# Exercise requirements
Every record should be copied exactly, except that pictures are to be omitted.

# Recorded data
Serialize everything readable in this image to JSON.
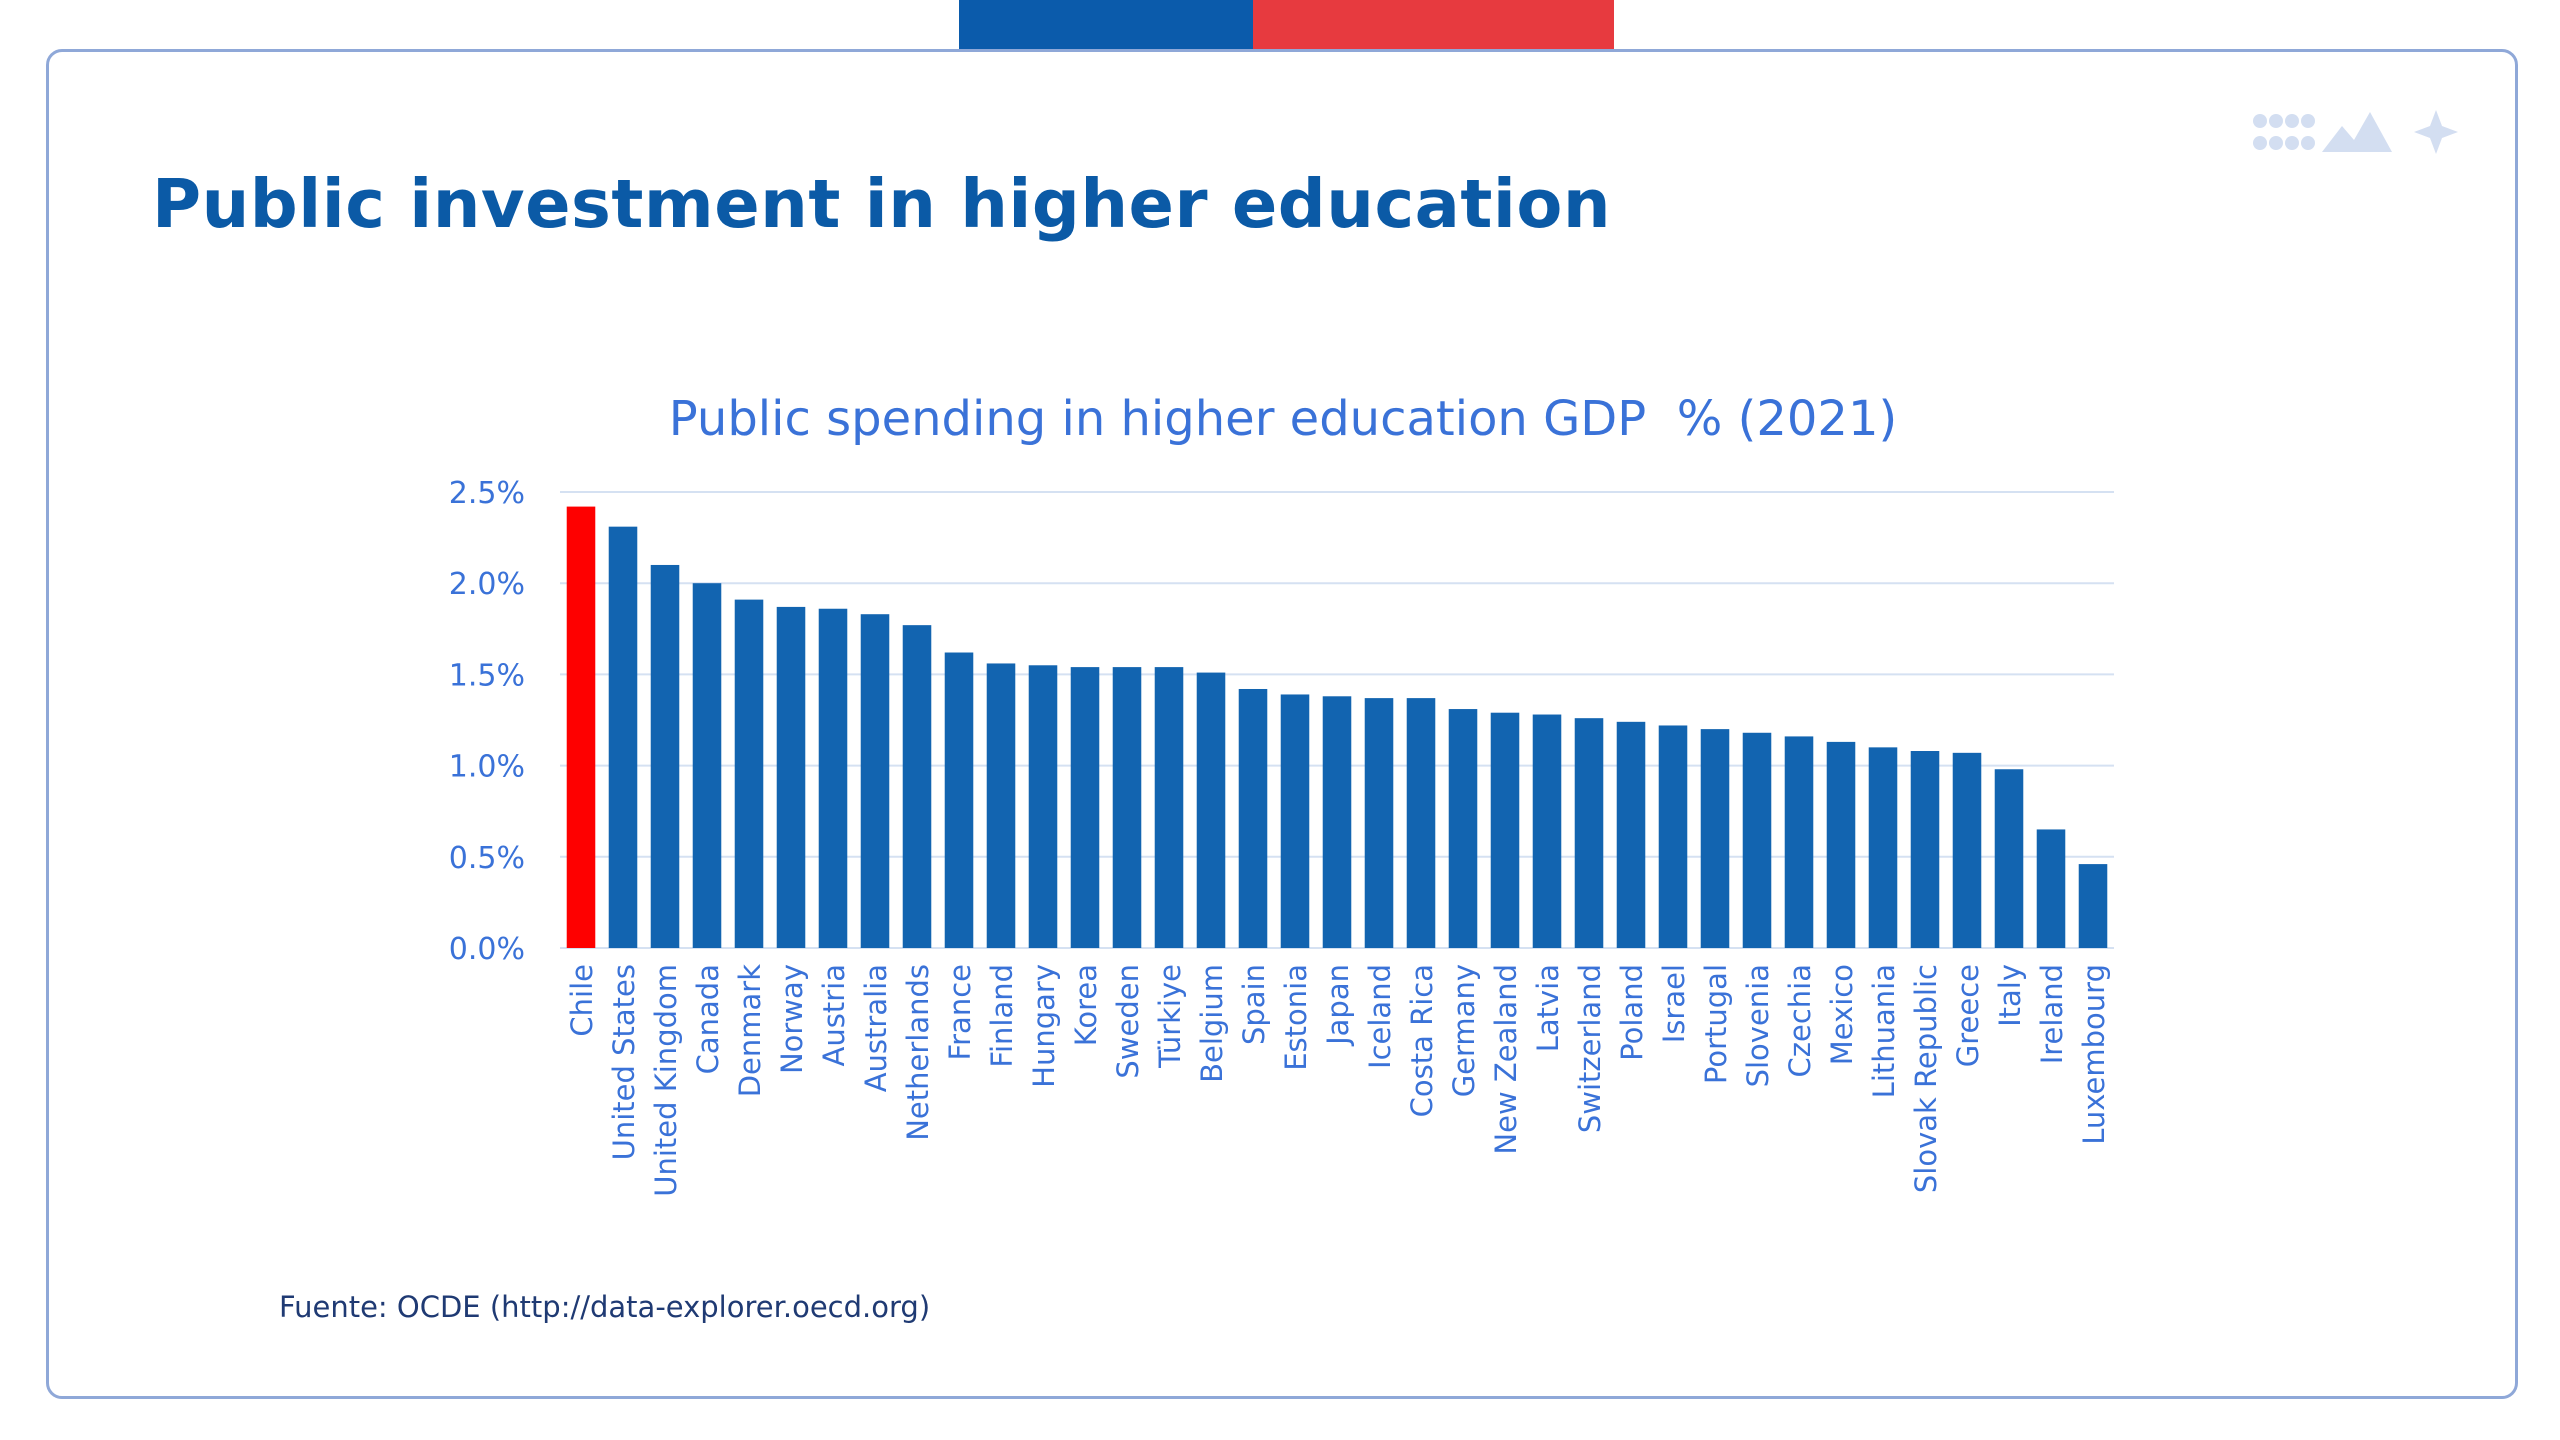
{
  "slide": {
    "title": "Public investment in higher education",
    "source": "Fuente: OCDE (http://data-explorer.oecd.org)"
  },
  "colors": {
    "title": "#0b5aa6",
    "bar": "#1264b0",
    "highlight_bar": "#fe0000",
    "chart_text": "#3a72d8",
    "gridline": "#d5e1f2",
    "band_blue": "#0b5bab",
    "band_red": "#e73a3f",
    "border": "#8fa8d8",
    "brand_mark": "#d3def1"
  },
  "icons": {
    "brand_mark": "brand-logo-icon"
  },
  "chart_data": {
    "type": "bar",
    "title": "Public spending in higher education GDP  % (2021)",
    "xlabel": "",
    "ylabel": "",
    "ylim": [
      0,
      0.025
    ],
    "yticks": [
      0,
      0.005,
      0.01,
      0.015,
      0.02,
      0.025
    ],
    "ytick_labels": [
      "0.0%",
      "0.5%",
      "1.0%",
      "1.5%",
      "2.0%",
      "2.5%"
    ],
    "grid": true,
    "legend": "none",
    "highlight_category": "Chile",
    "categories": [
      "Chile",
      "United States",
      "United Kingdom",
      "Canada",
      "Denmark",
      "Norway",
      "Austria",
      "Australia",
      "Netherlands",
      "France",
      "Finland",
      "Hungary",
      "Korea",
      "Sweden",
      "Türkiye",
      "Belgium",
      "Spain",
      "Estonia",
      "Japan",
      "Iceland",
      "Costa Rica",
      "Germany",
      "New Zealand",
      "Latvia",
      "Switzerland",
      "Poland",
      "Israel",
      "Portugal",
      "Slovenia",
      "Czechia",
      "Mexico",
      "Lithuania",
      "Slovak Republic",
      "Greece",
      "Italy",
      "Ireland",
      "Luxembourg"
    ],
    "values": [
      0.0242,
      0.0231,
      0.021,
      0.02,
      0.0191,
      0.0187,
      0.0186,
      0.0183,
      0.0177,
      0.0162,
      0.0156,
      0.0155,
      0.0154,
      0.0154,
      0.0154,
      0.0151,
      0.0142,
      0.0139,
      0.0138,
      0.0137,
      0.0137,
      0.0131,
      0.0129,
      0.0128,
      0.0126,
      0.0124,
      0.0122,
      0.012,
      0.0118,
      0.0116,
      0.0113,
      0.011,
      0.0108,
      0.0107,
      0.0098,
      0.0065,
      0.0046
    ]
  }
}
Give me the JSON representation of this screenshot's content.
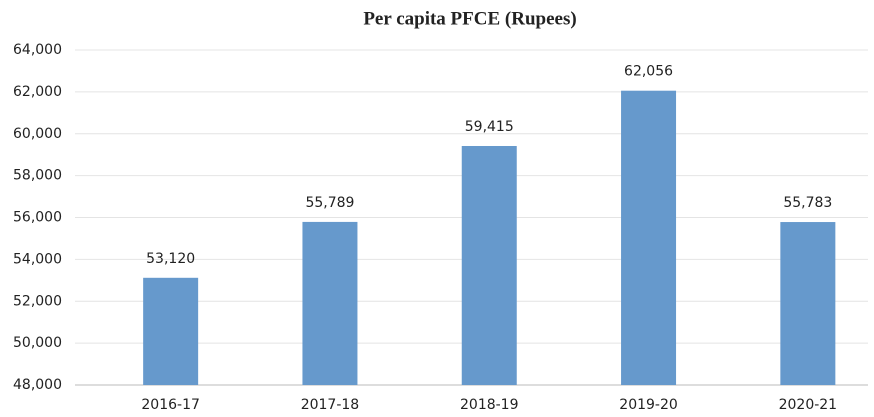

# Task answer
Serialize everything readable in this image to JSON.
{
  "slide": {
    "title": "Public investment in higher education",
    "source": "Fuente: OCDE (http://data-explorer.oecd.org)"
  },
  "colors": {
    "title": "#0b5aa6",
    "bar": "#1264b0",
    "highlight_bar": "#fe0000",
    "chart_text": "#3a72d8",
    "gridline": "#d5e1f2",
    "band_blue": "#0b5bab",
    "band_red": "#e73a3f",
    "border": "#8fa8d8",
    "brand_mark": "#d3def1"
  },
  "icons": {
    "brand_mark": "brand-logo-icon"
  },
  "chart_data": {
    "type": "bar",
    "title": "Public spending in higher education GDP  % (2021)",
    "xlabel": "",
    "ylabel": "",
    "ylim": [
      0,
      0.025
    ],
    "yticks": [
      0,
      0.005,
      0.01,
      0.015,
      0.02,
      0.025
    ],
    "ytick_labels": [
      "0.0%",
      "0.5%",
      "1.0%",
      "1.5%",
      "2.0%",
      "2.5%"
    ],
    "grid": true,
    "legend": "none",
    "highlight_category": "Chile",
    "categories": [
      "Chile",
      "United States",
      "United Kingdom",
      "Canada",
      "Denmark",
      "Norway",
      "Austria",
      "Australia",
      "Netherlands",
      "France",
      "Finland",
      "Hungary",
      "Korea",
      "Sweden",
      "Türkiye",
      "Belgium",
      "Spain",
      "Estonia",
      "Japan",
      "Iceland",
      "Costa Rica",
      "Germany",
      "New Zealand",
      "Latvia",
      "Switzerland",
      "Poland",
      "Israel",
      "Portugal",
      "Slovenia",
      "Czechia",
      "Mexico",
      "Lithuania",
      "Slovak Republic",
      "Greece",
      "Italy",
      "Ireland",
      "Luxembourg"
    ],
    "values": [
      0.0242,
      0.0231,
      0.021,
      0.02,
      0.0191,
      0.0187,
      0.0186,
      0.0183,
      0.0177,
      0.0162,
      0.0156,
      0.0155,
      0.0154,
      0.0154,
      0.0154,
      0.0151,
      0.0142,
      0.0139,
      0.0138,
      0.0137,
      0.0137,
      0.0131,
      0.0129,
      0.0128,
      0.0126,
      0.0124,
      0.0122,
      0.012,
      0.0118,
      0.0116,
      0.0113,
      0.011,
      0.0108,
      0.0107,
      0.0098,
      0.0065,
      0.0046
    ]
  }
}
Give me the JSON representation of this screenshot's content.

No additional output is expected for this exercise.